> Aim of the task: Extract every line below that contains the word "исходами".

Collection entries

━━━━━━━━━━━━━━━━━━━━

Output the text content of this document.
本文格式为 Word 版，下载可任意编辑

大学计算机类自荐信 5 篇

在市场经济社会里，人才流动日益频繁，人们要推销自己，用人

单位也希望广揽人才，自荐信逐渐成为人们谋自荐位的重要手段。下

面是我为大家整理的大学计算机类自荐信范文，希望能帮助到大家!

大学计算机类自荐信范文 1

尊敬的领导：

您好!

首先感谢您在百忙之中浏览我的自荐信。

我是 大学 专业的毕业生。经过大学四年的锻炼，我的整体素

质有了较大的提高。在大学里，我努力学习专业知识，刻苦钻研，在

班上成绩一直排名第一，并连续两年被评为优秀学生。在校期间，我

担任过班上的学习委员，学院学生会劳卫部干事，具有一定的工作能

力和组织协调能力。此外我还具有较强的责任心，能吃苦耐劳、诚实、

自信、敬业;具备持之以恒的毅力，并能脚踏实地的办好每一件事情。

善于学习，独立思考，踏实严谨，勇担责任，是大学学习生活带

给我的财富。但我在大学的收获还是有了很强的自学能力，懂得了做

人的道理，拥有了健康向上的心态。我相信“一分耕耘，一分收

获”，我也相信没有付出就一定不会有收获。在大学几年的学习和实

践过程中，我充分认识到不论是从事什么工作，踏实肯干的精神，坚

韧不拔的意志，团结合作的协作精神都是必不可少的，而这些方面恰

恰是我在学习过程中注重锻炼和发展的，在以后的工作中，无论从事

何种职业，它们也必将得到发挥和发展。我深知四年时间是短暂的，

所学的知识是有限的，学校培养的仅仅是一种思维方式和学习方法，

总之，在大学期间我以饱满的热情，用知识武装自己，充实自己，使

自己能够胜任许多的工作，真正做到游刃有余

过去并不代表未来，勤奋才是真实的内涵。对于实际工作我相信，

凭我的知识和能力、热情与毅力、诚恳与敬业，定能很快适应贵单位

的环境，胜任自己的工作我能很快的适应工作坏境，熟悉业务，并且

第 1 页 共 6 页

━━━━━━━━━━━━━━━━━━━━

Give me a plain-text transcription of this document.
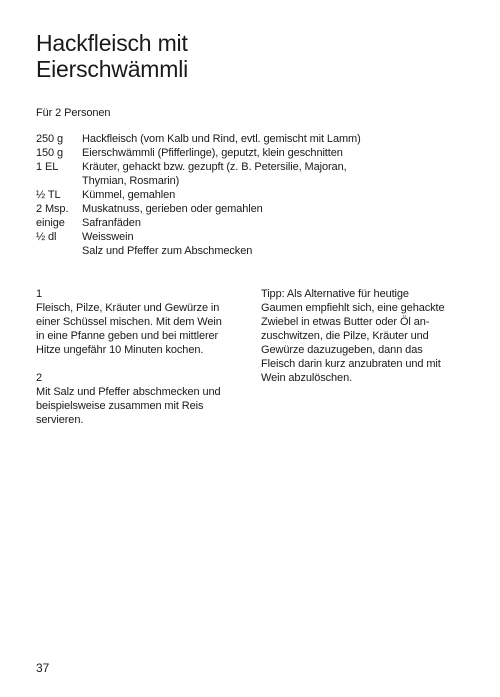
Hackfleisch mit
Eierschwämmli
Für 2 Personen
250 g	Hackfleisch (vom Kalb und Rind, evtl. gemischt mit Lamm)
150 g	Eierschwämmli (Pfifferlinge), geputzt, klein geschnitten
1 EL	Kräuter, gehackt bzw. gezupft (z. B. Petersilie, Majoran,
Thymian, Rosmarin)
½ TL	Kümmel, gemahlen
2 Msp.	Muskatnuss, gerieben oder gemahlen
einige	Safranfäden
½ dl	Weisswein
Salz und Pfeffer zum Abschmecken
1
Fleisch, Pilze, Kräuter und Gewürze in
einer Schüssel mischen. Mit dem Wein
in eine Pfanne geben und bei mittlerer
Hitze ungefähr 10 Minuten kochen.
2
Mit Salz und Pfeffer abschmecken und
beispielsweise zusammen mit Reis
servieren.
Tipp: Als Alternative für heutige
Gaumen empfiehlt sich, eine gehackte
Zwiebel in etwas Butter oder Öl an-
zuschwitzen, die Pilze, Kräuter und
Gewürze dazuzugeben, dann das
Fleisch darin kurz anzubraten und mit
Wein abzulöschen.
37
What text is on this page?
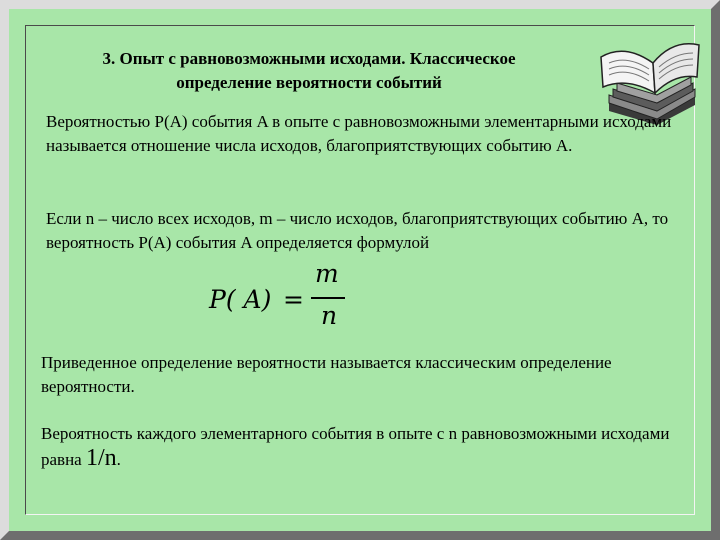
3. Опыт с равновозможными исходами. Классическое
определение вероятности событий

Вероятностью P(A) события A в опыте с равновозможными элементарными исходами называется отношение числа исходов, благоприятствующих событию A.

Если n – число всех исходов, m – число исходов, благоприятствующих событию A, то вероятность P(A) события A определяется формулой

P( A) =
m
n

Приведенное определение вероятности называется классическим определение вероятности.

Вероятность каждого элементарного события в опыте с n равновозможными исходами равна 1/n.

━━━━━━━━━━━━━━━━━━━━

> Task answer:
3. Опыт с равновозможными исходами. Классическое
Вероятностью P(A) события A в опыте с равновозможными элементарными исходами называется отношение числа исходов, благоприятствующих событию A.
Вероятность каждого элементарного события в опыте с n равновозможными исходами равна 1/n.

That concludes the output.